### WHAT THIS TASK INVOLVES
Return all of the data exactly, with nothing left out but the pictures.

##### DATA FOR THIS EXERCISE

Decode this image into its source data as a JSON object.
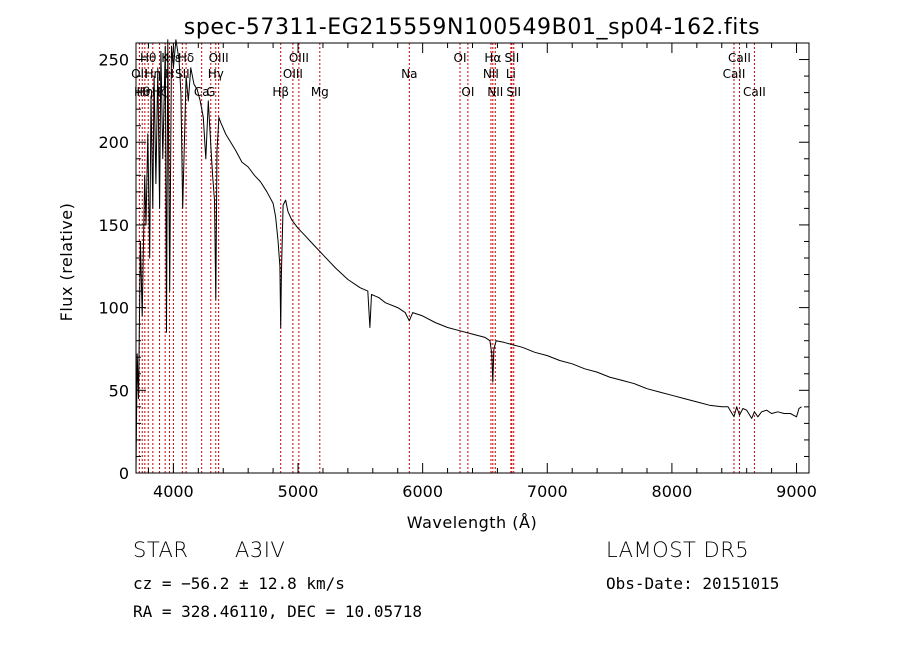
{
  "chart_data": {
    "type": "line",
    "title": "spec-57311-EG215559N100549B01_sp04-162.fits",
    "xlabel": "Wavelength (Å)",
    "ylabel": "Flux (relative)",
    "xlim": [
      3700,
      9100
    ],
    "ylim": [
      0,
      260
    ],
    "xticks": [
      4000,
      5000,
      6000,
      7000,
      8000,
      9000
    ],
    "yticks": [
      0,
      50,
      100,
      150,
      200,
      250
    ],
    "grid": false,
    "line_color": "#000000",
    "marker_color": "#cc0000",
    "series": [
      {
        "x": [
          3700,
          3710,
          3720,
          3735,
          3750,
          3770,
          3780,
          3795,
          3810,
          3820,
          3835,
          3845,
          3860,
          3875,
          3889,
          3900,
          3915,
          3935,
          3945,
          3955,
          3970,
          3985,
          4000,
          4020,
          4045,
          4060,
          4075,
          4102,
          4120,
          4140,
          4165,
          4190,
          4215,
          4240,
          4260,
          4280,
          4300,
          4315,
          4330,
          4340,
          4350,
          4365,
          4380,
          4420,
          4460,
          4500,
          4550,
          4600,
          4650,
          4700,
          4750,
          4800,
          4820,
          4840,
          4855,
          4861,
          4867,
          4880,
          4900,
          4920,
          4950,
          5000,
          5050,
          5100,
          5150,
          5200,
          5300,
          5400,
          5500,
          5560,
          5577,
          5590,
          5650,
          5700,
          5800,
          5860,
          5893,
          5920,
          6000,
          6100,
          6200,
          6300,
          6400,
          6500,
          6540,
          6555,
          6563,
          6572,
          6590,
          6650,
          6700,
          6800,
          6900,
          7000,
          7100,
          7200,
          7300,
          7400,
          7500,
          7600,
          7700,
          7800,
          7900,
          8000,
          8100,
          8200,
          8300,
          8400,
          8450,
          8498,
          8520,
          8542,
          8570,
          8600,
          8640,
          8662,
          8690,
          8720,
          8760,
          8800,
          8850,
          8900,
          8950,
          9000,
          9020,
          9040
        ],
        "y": [
          0,
          72,
          45,
          140,
          95,
          180,
          150,
          205,
          130,
          228,
          160,
          240,
          175,
          245,
          160,
          255,
          190,
          258,
          85,
          262,
          110,
          258,
          245,
          262,
          250,
          230,
          160,
          240,
          225,
          245,
          235,
          232,
          225,
          215,
          190,
          225,
          198,
          180,
          165,
          105,
          195,
          215,
          212,
          205,
          200,
          195,
          188,
          185,
          180,
          176,
          170,
          163,
          155,
          140,
          125,
          88,
          120,
          162,
          165,
          158,
          153,
          148,
          144,
          140,
          136,
          132,
          124,
          117,
          112,
          110,
          88,
          108,
          106,
          103,
          100,
          97,
          92,
          97,
          95,
          91,
          88,
          86,
          84,
          82,
          80,
          72,
          55,
          75,
          80,
          79,
          78,
          76,
          73,
          71,
          68,
          66,
          63,
          61,
          58,
          56,
          54,
          51,
          49,
          47,
          45,
          43,
          41,
          40,
          40,
          34,
          40,
          35,
          39,
          38,
          33,
          37,
          34,
          37,
          38,
          36,
          37,
          36,
          36,
          34,
          39,
          40
        ]
      }
    ],
    "line_markers": [
      {
        "wl": 3727,
        "label": "OII",
        "row": 2
      },
      {
        "wl": 3750,
        "label": "Hθ",
        "row": 3
      },
      {
        "wl": 3771,
        "label": "Hη",
        "row": 3
      },
      {
        "wl": 3798,
        "label": "Hθ",
        "row": 1
      },
      {
        "wl": 3835,
        "label": "Hη",
        "row": 2
      },
      {
        "wl": 3889,
        "label": "Hζ",
        "row": 3
      },
      {
        "wl": 3934,
        "label": "K",
        "row": 1
      },
      {
        "wl": 3969,
        "label": "H",
        "row": 2
      },
      {
        "wl": 4000,
        "label": "Hε",
        "row": 1
      },
      {
        "wl": 4072,
        "label": "SII",
        "row": 2
      },
      {
        "wl": 4102,
        "label": "Hδ",
        "row": 1
      },
      {
        "wl": 4227,
        "label": "Ca",
        "row": 3
      },
      {
        "wl": 4300,
        "label": "G",
        "row": 3
      },
      {
        "wl": 4340,
        "label": "Hγ",
        "row": 2
      },
      {
        "wl": 4363,
        "label": "OIII",
        "row": 1
      },
      {
        "wl": 4861,
        "label": "Hβ",
        "row": 3
      },
      {
        "wl": 4959,
        "label": "OIII",
        "row": 2
      },
      {
        "wl": 5007,
        "label": "OIII",
        "row": 1
      },
      {
        "wl": 5175,
        "label": "Mg",
        "row": 3
      },
      {
        "wl": 5893,
        "label": "Na",
        "row": 2
      },
      {
        "wl": 6300,
        "label": "OI",
        "row": 1
      },
      {
        "wl": 6363,
        "label": "OI",
        "row": 3
      },
      {
        "wl": 6548,
        "label": "NII",
        "row": 2
      },
      {
        "wl": 6563,
        "label": "Hα",
        "row": 1
      },
      {
        "wl": 6583,
        "label": "NII",
        "row": 3
      },
      {
        "wl": 6708,
        "label": "Li",
        "row": 2
      },
      {
        "wl": 6716,
        "label": "SII",
        "row": 1
      },
      {
        "wl": 6731,
        "label": "SII",
        "row": 3
      },
      {
        "wl": 8498,
        "label": "CaII",
        "row": 2
      },
      {
        "wl": 8542,
        "label": "CaII",
        "row": 1
      },
      {
        "wl": 8662,
        "label": "CaII",
        "row": 3
      }
    ]
  },
  "info": {
    "object_class": "STAR",
    "subclass": "A3IV",
    "survey": "LAMOST DR5",
    "redshift": "cz = −56.2 ± 12.8 km/s",
    "obs_date": "Obs-Date: 20151015",
    "coords": "RA = 328.46110, DEC =  10.05718"
  }
}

##########

### TASK RESPONSE
Decode this image into its source data as a JSON object.
{
  "chart_data": {
    "type": "line",
    "title": "spec-57311-EG215559N100549B01_sp04-162.fits",
    "xlabel": "Wavelength (Å)",
    "ylabel": "Flux (relative)",
    "xlim": [
      3700,
      9100
    ],
    "ylim": [
      0,
      260
    ],
    "xticks": [
      4000,
      5000,
      6000,
      7000,
      8000,
      9000
    ],
    "yticks": [
      0,
      50,
      100,
      150,
      200,
      250
    ],
    "grid": false,
    "line_color": "#000000",
    "marker_color": "#cc0000",
    "series": [
      {
        "x": [
          3700,
          3710,
          3720,
          3735,
          3750,
          3770,
          3780,
          3795,
          3810,
          3820,
          3835,
          3845,
          3860,
          3875,
          3889,
          3900,
          3915,
          3935,
          3945,
          3955,
          3970,
          3985,
          4000,
          4020,
          4045,
          4060,
          4075,
          4102,
          4120,
          4140,
          4165,
          4190,
          4215,
          4240,
          4260,
          4280,
          4300,
          4315,
          4330,
          4340,
          4350,
          4365,
          4380,
          4420,
          4460,
          4500,
          4550,
          4600,
          4650,
          4700,
          4750,
          4800,
          4820,
          4840,
          4855,
          4861,
          4867,
          4880,
          4900,
          4920,
          4950,
          5000,
          5050,
          5100,
          5150,
          5200,
          5300,
          5400,
          5500,
          5560,
          5577,
          5590,
          5650,
          5700,
          5800,
          5860,
          5893,
          5920,
          6000,
          6100,
          6200,
          6300,
          6400,
          6500,
          6540,
          6555,
          6563,
          6572,
          6590,
          6650,
          6700,
          6800,
          6900,
          7000,
          7100,
          7200,
          7300,
          7400,
          7500,
          7600,
          7700,
          7800,
          7900,
          8000,
          8100,
          8200,
          8300,
          8400,
          8450,
          8498,
          8520,
          8542,
          8570,
          8600,
          8640,
          8662,
          8690,
          8720,
          8760,
          8800,
          8850,
          8900,
          8950,
          9000,
          9020,
          9040
        ],
        "y": [
          0,
          72,
          45,
          140,
          95,
          180,
          150,
          205,
          130,
          228,
          160,
          240,
          175,
          245,
          160,
          255,
          190,
          258,
          85,
          262,
          110,
          258,
          245,
          262,
          250,
          230,
          160,
          240,
          225,
          245,
          235,
          232,
          225,
          215,
          190,
          225,
          198,
          180,
          165,
          105,
          195,
          215,
          212,
          205,
          200,
          195,
          188,
          185,
          180,
          176,
          170,
          163,
          155,
          140,
          125,
          88,
          120,
          162,
          165,
          158,
          153,
          148,
          144,
          140,
          136,
          132,
          124,
          117,
          112,
          110,
          88,
          108,
          106,
          103,
          100,
          97,
          92,
          97,
          95,
          91,
          88,
          86,
          84,
          82,
          80,
          72,
          55,
          75,
          80,
          79,
          78,
          76,
          73,
          71,
          68,
          66,
          63,
          61,
          58,
          56,
          54,
          51,
          49,
          47,
          45,
          43,
          41,
          40,
          40,
          34,
          40,
          35,
          39,
          38,
          33,
          37,
          34,
          37,
          38,
          36,
          37,
          36,
          36,
          34,
          39,
          40
        ]
      }
    ],
    "line_markers": [
      {
        "wl": 3727,
        "label": "OII",
        "row": 2
      },
      {
        "wl": 3750,
        "label": "Hθ",
        "row": 3
      },
      {
        "wl": 3771,
        "label": "Hη",
        "row": 3
      },
      {
        "wl": 3798,
        "label": "Hθ",
        "row": 1
      },
      {
        "wl": 3835,
        "label": "Hη",
        "row": 2
      },
      {
        "wl": 3889,
        "label": "Hζ",
        "row": 3
      },
      {
        "wl": 3934,
        "label": "K",
        "row": 1
      },
      {
        "wl": 3969,
        "label": "H",
        "row": 2
      },
      {
        "wl": 4000,
        "label": "Hε",
        "row": 1
      },
      {
        "wl": 4072,
        "label": "SII",
        "row": 2
      },
      {
        "wl": 4102,
        "label": "Hδ",
        "row": 1
      },
      {
        "wl": 4227,
        "label": "Ca",
        "row": 3
      },
      {
        "wl": 4300,
        "label": "G",
        "row": 3
      },
      {
        "wl": 4340,
        "label": "Hγ",
        "row": 2
      },
      {
        "wl": 4363,
        "label": "OIII",
        "row": 1
      },
      {
        "wl": 4861,
        "label": "Hβ",
        "row": 3
      },
      {
        "wl": 4959,
        "label": "OIII",
        "row": 2
      },
      {
        "wl": 5007,
        "label": "OIII",
        "row": 1
      },
      {
        "wl": 5175,
        "label": "Mg",
        "row": 3
      },
      {
        "wl": 5893,
        "label": "Na",
        "row": 2
      },
      {
        "wl": 6300,
        "label": "OI",
        "row": 1
      },
      {
        "wl": 6363,
        "label": "OI",
        "row": 3
      },
      {
        "wl": 6548,
        "label": "NII",
        "row": 2
      },
      {
        "wl": 6563,
        "label": "Hα",
        "row": 1
      },
      {
        "wl": 6583,
        "label": "NII",
        "row": 3
      },
      {
        "wl": 6708,
        "label": "Li",
        "row": 2
      },
      {
        "wl": 6716,
        "label": "SII",
        "row": 1
      },
      {
        "wl": 6731,
        "label": "SII",
        "row": 3
      },
      {
        "wl": 8498,
        "label": "CaII",
        "row": 2
      },
      {
        "wl": 8542,
        "label": "CaII",
        "row": 1
      },
      {
        "wl": 8662,
        "label": "CaII",
        "row": 3
      }
    ]
  },
  "info": {
    "object_class": "STAR",
    "subclass": "A3IV",
    "survey": "LAMOST DR5",
    "redshift": "cz = −56.2 ± 12.8 km/s",
    "obs_date": "Obs-Date: 20151015",
    "coords": "RA = 328.46110, DEC =  10.05718"
  }
}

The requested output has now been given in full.